Written request >>
Restate the listing below word for word, omitting any images.

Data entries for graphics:

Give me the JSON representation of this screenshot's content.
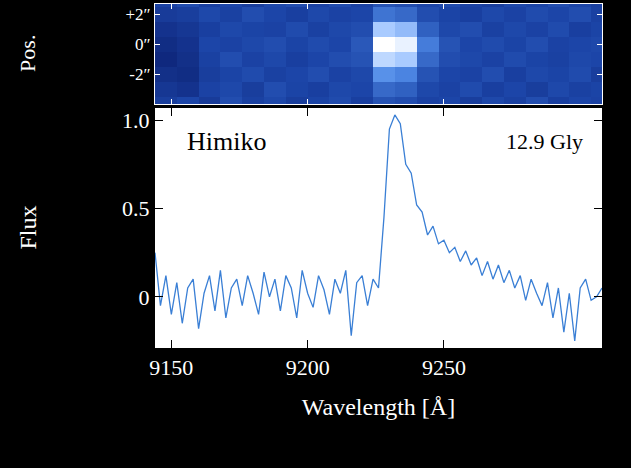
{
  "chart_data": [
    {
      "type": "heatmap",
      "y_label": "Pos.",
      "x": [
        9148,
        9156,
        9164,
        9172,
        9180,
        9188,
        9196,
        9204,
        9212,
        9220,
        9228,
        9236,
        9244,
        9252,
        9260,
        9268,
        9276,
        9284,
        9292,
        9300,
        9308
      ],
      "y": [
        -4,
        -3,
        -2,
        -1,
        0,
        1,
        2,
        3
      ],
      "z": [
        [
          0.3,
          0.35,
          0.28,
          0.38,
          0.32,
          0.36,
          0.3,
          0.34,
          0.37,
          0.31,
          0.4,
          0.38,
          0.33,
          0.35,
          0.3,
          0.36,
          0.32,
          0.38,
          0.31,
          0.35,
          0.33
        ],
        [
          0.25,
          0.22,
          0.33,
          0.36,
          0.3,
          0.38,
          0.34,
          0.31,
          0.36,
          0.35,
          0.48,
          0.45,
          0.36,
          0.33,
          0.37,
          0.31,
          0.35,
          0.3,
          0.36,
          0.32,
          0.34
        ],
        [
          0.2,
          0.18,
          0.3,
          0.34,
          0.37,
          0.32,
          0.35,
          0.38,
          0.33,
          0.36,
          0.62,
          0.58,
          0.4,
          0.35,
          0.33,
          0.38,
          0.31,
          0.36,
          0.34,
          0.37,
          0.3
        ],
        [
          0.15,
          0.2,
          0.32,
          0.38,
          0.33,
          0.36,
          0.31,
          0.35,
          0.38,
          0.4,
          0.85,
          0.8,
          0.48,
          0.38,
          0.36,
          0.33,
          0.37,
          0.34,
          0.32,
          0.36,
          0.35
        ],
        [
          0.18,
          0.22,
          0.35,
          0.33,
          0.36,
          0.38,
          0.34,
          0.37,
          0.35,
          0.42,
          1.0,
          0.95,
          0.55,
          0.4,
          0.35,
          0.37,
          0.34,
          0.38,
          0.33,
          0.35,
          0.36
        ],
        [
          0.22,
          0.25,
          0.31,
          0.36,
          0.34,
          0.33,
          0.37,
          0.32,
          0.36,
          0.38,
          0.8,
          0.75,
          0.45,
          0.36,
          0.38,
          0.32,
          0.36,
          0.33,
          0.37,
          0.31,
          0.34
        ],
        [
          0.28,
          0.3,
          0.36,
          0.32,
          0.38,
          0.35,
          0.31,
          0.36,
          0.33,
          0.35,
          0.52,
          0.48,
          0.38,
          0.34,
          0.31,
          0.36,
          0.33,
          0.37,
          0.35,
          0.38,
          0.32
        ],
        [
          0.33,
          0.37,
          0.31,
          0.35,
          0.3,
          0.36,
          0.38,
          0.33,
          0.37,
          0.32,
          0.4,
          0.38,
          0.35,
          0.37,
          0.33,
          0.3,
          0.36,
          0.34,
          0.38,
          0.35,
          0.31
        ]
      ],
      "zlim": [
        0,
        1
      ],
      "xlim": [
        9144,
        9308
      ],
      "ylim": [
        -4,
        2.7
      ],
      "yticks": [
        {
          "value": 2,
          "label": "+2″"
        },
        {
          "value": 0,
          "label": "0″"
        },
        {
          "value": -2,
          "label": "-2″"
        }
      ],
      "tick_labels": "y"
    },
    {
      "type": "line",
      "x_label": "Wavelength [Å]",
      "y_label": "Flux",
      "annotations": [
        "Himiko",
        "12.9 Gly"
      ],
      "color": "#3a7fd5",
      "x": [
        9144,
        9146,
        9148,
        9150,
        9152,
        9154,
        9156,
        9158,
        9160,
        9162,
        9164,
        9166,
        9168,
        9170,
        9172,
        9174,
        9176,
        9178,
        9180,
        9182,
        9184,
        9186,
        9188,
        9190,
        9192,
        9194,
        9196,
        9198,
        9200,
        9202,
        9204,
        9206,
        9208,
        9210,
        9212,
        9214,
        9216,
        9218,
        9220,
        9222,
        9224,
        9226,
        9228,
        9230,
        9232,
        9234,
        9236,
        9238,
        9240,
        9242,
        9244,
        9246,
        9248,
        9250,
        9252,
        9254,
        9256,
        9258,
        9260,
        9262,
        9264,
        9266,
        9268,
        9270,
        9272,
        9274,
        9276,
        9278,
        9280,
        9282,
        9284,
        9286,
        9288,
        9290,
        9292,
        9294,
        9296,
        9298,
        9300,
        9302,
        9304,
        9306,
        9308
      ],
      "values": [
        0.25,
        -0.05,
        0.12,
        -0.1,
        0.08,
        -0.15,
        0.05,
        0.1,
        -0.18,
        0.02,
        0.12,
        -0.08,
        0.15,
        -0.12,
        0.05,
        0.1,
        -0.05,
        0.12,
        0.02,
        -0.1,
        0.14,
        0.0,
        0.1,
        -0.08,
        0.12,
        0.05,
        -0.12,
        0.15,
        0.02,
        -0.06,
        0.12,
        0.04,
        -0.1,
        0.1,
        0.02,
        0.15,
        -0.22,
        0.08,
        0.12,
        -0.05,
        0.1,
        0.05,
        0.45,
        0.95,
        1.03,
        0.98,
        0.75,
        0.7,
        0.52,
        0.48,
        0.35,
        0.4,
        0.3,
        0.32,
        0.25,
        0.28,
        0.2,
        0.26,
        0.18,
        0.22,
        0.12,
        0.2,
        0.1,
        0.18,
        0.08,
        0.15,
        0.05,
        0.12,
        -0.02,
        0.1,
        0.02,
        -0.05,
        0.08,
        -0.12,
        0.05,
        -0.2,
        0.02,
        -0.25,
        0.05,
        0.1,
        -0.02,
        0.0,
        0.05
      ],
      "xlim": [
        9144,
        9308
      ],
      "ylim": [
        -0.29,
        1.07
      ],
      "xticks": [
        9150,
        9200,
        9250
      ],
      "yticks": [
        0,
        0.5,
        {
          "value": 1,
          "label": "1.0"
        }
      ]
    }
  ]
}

Result of this exercise >>
Give me the JSON representation of this screenshot's content.
{
  "chart_data": [
    {
      "type": "heatmap",
      "y_label": "Pos.",
      "x": [
        9148,
        9156,
        9164,
        9172,
        9180,
        9188,
        9196,
        9204,
        9212,
        9220,
        9228,
        9236,
        9244,
        9252,
        9260,
        9268,
        9276,
        9284,
        9292,
        9300,
        9308
      ],
      "y": [
        -4,
        -3,
        -2,
        -1,
        0,
        1,
        2,
        3
      ],
      "z": [
        [
          0.3,
          0.35,
          0.28,
          0.38,
          0.32,
          0.36,
          0.3,
          0.34,
          0.37,
          0.31,
          0.4,
          0.38,
          0.33,
          0.35,
          0.3,
          0.36,
          0.32,
          0.38,
          0.31,
          0.35,
          0.33
        ],
        [
          0.25,
          0.22,
          0.33,
          0.36,
          0.3,
          0.38,
          0.34,
          0.31,
          0.36,
          0.35,
          0.48,
          0.45,
          0.36,
          0.33,
          0.37,
          0.31,
          0.35,
          0.3,
          0.36,
          0.32,
          0.34
        ],
        [
          0.2,
          0.18,
          0.3,
          0.34,
          0.37,
          0.32,
          0.35,
          0.38,
          0.33,
          0.36,
          0.62,
          0.58,
          0.4,
          0.35,
          0.33,
          0.38,
          0.31,
          0.36,
          0.34,
          0.37,
          0.3
        ],
        [
          0.15,
          0.2,
          0.32,
          0.38,
          0.33,
          0.36,
          0.31,
          0.35,
          0.38,
          0.4,
          0.85,
          0.8,
          0.48,
          0.38,
          0.36,
          0.33,
          0.37,
          0.34,
          0.32,
          0.36,
          0.35
        ],
        [
          0.18,
          0.22,
          0.35,
          0.33,
          0.36,
          0.38,
          0.34,
          0.37,
          0.35,
          0.42,
          1.0,
          0.95,
          0.55,
          0.4,
          0.35,
          0.37,
          0.34,
          0.38,
          0.33,
          0.35,
          0.36
        ],
        [
          0.22,
          0.25,
          0.31,
          0.36,
          0.34,
          0.33,
          0.37,
          0.32,
          0.36,
          0.38,
          0.8,
          0.75,
          0.45,
          0.36,
          0.38,
          0.32,
          0.36,
          0.33,
          0.37,
          0.31,
          0.34
        ],
        [
          0.28,
          0.3,
          0.36,
          0.32,
          0.38,
          0.35,
          0.31,
          0.36,
          0.33,
          0.35,
          0.52,
          0.48,
          0.38,
          0.34,
          0.31,
          0.36,
          0.33,
          0.37,
          0.35,
          0.38,
          0.32
        ],
        [
          0.33,
          0.37,
          0.31,
          0.35,
          0.3,
          0.36,
          0.38,
          0.33,
          0.37,
          0.32,
          0.4,
          0.38,
          0.35,
          0.37,
          0.33,
          0.3,
          0.36,
          0.34,
          0.38,
          0.35,
          0.31
        ]
      ],
      "zlim": [
        0,
        1
      ],
      "xlim": [
        9144,
        9308
      ],
      "ylim": [
        -4,
        2.7
      ],
      "yticks": [
        {
          "value": 2,
          "label": "+2″"
        },
        {
          "value": 0,
          "label": "0″"
        },
        {
          "value": -2,
          "label": "-2″"
        }
      ],
      "tick_labels": "y"
    },
    {
      "type": "line",
      "x_label": "Wavelength [Å]",
      "y_label": "Flux",
      "annotations": [
        "Himiko",
        "12.9 Gly"
      ],
      "color": "#3a7fd5",
      "x": [
        9144,
        9146,
        9148,
        9150,
        9152,
        9154,
        9156,
        9158,
        9160,
        9162,
        9164,
        9166,
        9168,
        9170,
        9172,
        9174,
        9176,
        9178,
        9180,
        9182,
        9184,
        9186,
        9188,
        9190,
        9192,
        9194,
        9196,
        9198,
        9200,
        9202,
        9204,
        9206,
        9208,
        9210,
        9212,
        9214,
        9216,
        9218,
        9220,
        9222,
        9224,
        9226,
        9228,
        9230,
        9232,
        9234,
        9236,
        9238,
        9240,
        9242,
        9244,
        9246,
        9248,
        9250,
        9252,
        9254,
        9256,
        9258,
        9260,
        9262,
        9264,
        9266,
        9268,
        9270,
        9272,
        9274,
        9276,
        9278,
        9280,
        9282,
        9284,
        9286,
        9288,
        9290,
        9292,
        9294,
        9296,
        9298,
        9300,
        9302,
        9304,
        9306,
        9308
      ],
      "values": [
        0.25,
        -0.05,
        0.12,
        -0.1,
        0.08,
        -0.15,
        0.05,
        0.1,
        -0.18,
        0.02,
        0.12,
        -0.08,
        0.15,
        -0.12,
        0.05,
        0.1,
        -0.05,
        0.12,
        0.02,
        -0.1,
        0.14,
        0.0,
        0.1,
        -0.08,
        0.12,
        0.05,
        -0.12,
        0.15,
        0.02,
        -0.06,
        0.12,
        0.04,
        -0.1,
        0.1,
        0.02,
        0.15,
        -0.22,
        0.08,
        0.12,
        -0.05,
        0.1,
        0.05,
        0.45,
        0.95,
        1.03,
        0.98,
        0.75,
        0.7,
        0.52,
        0.48,
        0.35,
        0.4,
        0.3,
        0.32,
        0.25,
        0.28,
        0.2,
        0.26,
        0.18,
        0.22,
        0.12,
        0.2,
        0.1,
        0.18,
        0.08,
        0.15,
        0.05,
        0.12,
        -0.02,
        0.1,
        0.02,
        -0.05,
        0.08,
        -0.12,
        0.05,
        -0.2,
        0.02,
        -0.25,
        0.05,
        0.1,
        -0.02,
        0.0,
        0.05
      ],
      "xlim": [
        9144,
        9308
      ],
      "ylim": [
        -0.29,
        1.07
      ],
      "xticks": [
        9150,
        9200,
        9250
      ],
      "yticks": [
        0,
        0.5,
        {
          "value": 1,
          "label": "1.0"
        }
      ]
    }
  ]
}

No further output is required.